## Exercise
Show every line containing "التعليمة" by copying it.

## Material for this task
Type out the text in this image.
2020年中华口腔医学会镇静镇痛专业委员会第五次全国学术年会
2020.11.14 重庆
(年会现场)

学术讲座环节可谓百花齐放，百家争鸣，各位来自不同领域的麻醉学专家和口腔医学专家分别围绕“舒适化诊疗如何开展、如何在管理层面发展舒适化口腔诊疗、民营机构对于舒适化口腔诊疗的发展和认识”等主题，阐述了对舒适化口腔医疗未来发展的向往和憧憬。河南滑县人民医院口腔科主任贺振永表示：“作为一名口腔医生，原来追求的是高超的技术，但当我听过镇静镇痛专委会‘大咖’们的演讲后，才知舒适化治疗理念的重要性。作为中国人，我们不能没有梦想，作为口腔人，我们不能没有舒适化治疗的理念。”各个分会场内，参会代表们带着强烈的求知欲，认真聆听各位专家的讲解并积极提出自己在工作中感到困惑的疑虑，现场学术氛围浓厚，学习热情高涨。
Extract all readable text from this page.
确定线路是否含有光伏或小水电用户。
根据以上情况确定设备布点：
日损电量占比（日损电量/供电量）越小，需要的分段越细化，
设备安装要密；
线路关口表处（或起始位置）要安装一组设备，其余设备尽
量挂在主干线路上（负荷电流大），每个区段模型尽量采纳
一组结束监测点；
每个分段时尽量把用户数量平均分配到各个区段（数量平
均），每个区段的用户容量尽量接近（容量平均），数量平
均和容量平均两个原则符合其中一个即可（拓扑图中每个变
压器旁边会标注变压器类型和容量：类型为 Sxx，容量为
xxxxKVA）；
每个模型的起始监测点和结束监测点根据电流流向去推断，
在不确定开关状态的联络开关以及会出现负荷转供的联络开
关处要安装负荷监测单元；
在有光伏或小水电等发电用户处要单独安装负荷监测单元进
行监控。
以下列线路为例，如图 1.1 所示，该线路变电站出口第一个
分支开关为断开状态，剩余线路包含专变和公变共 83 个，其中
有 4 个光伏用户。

...

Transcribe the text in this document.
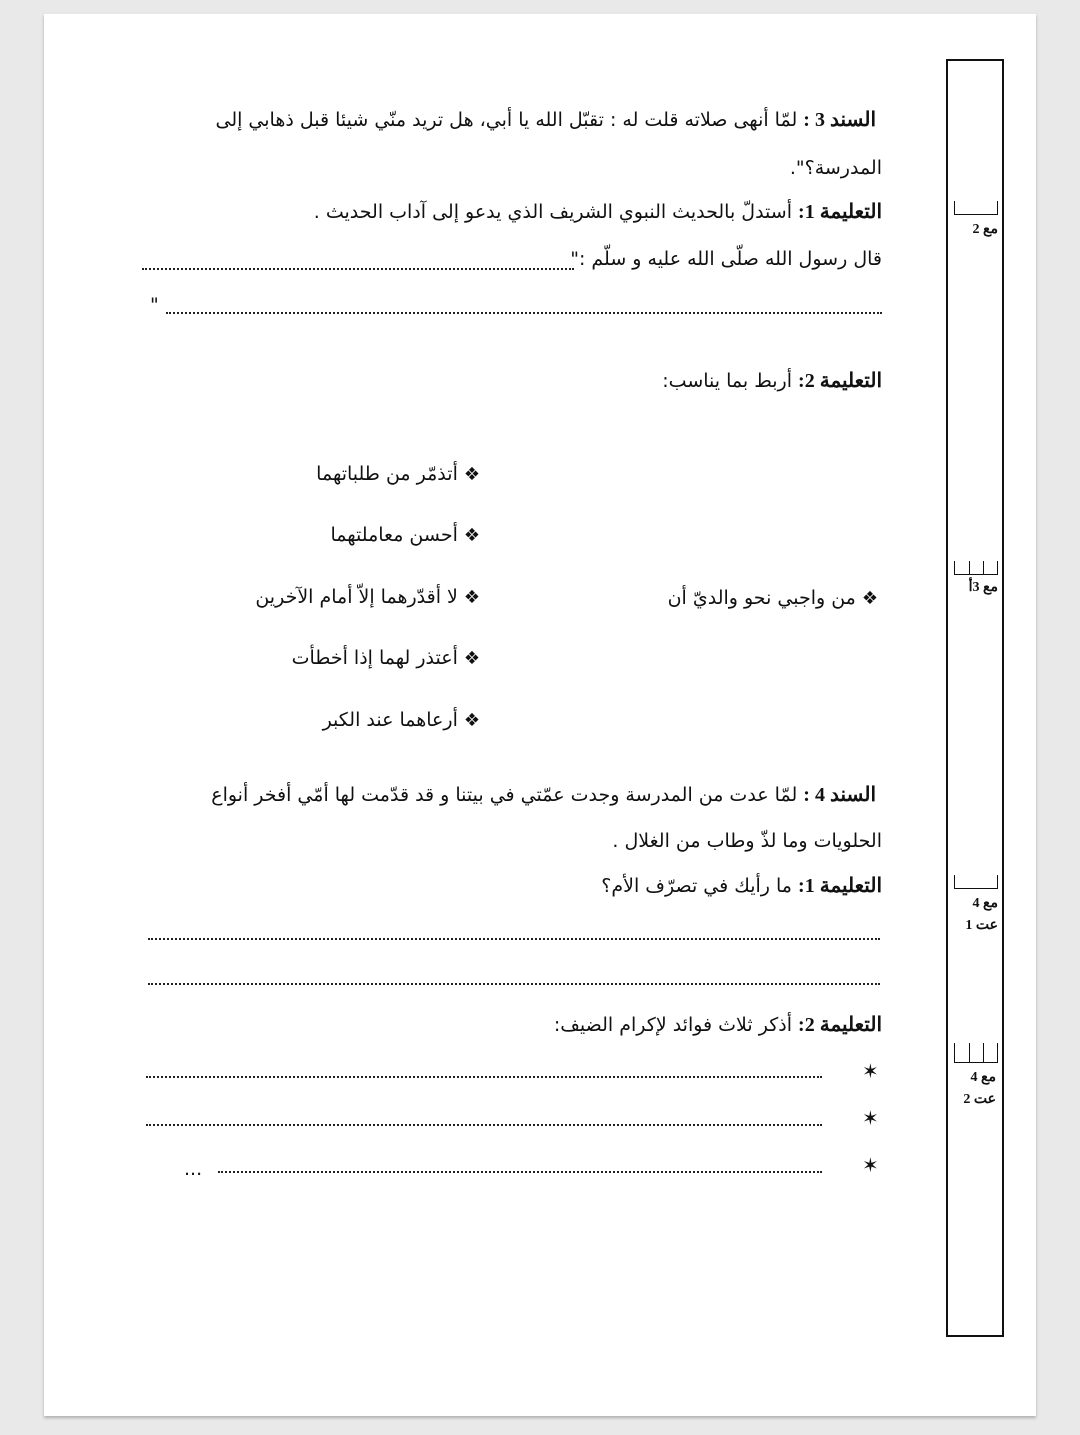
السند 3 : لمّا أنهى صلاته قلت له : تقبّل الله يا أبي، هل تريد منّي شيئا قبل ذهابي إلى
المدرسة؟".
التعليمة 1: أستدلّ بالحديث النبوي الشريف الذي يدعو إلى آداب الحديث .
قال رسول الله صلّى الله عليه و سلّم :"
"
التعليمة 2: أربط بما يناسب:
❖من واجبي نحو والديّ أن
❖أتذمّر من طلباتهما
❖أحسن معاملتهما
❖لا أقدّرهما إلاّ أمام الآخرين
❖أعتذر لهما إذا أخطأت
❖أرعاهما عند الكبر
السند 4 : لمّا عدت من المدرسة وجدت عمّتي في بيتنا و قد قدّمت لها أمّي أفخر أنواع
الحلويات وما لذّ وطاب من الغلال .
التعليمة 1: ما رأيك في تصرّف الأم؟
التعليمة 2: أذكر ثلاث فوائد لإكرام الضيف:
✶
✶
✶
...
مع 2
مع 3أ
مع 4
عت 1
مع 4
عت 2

## Task result
التعليمة 1: أستدلّ بالحديث النبوي الشريف الذي يدعو إلى آداب الحديث .
التعليمة 2: أربط بما يناسب:
التعليمة 1: ما رأيك في تصرّف الأم؟
التعليمة 2: أذكر ثلاث فوائد لإكرام الضيف:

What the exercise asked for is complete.